## YOUR OBJECTIVE
Pick out every line holding the string "qiao" and copy it.

[Extracted data entries]
/---

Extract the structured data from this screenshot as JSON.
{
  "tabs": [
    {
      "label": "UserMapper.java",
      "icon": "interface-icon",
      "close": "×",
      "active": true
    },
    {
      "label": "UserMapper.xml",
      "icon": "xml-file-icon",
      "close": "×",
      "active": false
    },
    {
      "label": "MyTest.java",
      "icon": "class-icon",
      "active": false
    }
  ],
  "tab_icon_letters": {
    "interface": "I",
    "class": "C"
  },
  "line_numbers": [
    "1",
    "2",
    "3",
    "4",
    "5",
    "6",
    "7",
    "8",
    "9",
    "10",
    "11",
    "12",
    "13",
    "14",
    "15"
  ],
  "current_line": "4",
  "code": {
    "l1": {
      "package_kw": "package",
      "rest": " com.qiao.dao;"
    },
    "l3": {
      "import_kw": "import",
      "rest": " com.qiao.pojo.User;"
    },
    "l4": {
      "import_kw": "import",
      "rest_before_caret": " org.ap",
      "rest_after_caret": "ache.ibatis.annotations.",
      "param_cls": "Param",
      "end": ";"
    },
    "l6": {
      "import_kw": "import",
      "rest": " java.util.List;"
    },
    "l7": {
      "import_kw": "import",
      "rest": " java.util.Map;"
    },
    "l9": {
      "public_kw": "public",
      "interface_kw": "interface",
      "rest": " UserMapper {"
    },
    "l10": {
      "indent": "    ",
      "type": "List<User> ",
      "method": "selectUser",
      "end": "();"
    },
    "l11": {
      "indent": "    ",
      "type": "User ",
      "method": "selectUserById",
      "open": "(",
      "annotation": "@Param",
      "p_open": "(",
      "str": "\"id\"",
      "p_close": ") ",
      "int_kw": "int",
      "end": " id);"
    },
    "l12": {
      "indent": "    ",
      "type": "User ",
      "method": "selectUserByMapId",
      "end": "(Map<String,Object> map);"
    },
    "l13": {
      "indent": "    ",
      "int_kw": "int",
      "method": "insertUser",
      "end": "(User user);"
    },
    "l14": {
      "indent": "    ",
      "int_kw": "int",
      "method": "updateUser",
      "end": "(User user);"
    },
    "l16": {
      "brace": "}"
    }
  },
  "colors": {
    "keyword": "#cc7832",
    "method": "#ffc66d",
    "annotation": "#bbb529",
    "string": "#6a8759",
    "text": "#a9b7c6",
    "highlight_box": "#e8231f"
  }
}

\---

## RESULT OF THE TASK
      "rest": " com.qiao.dao;"
      "rest": " com.qiao.pojo.User;"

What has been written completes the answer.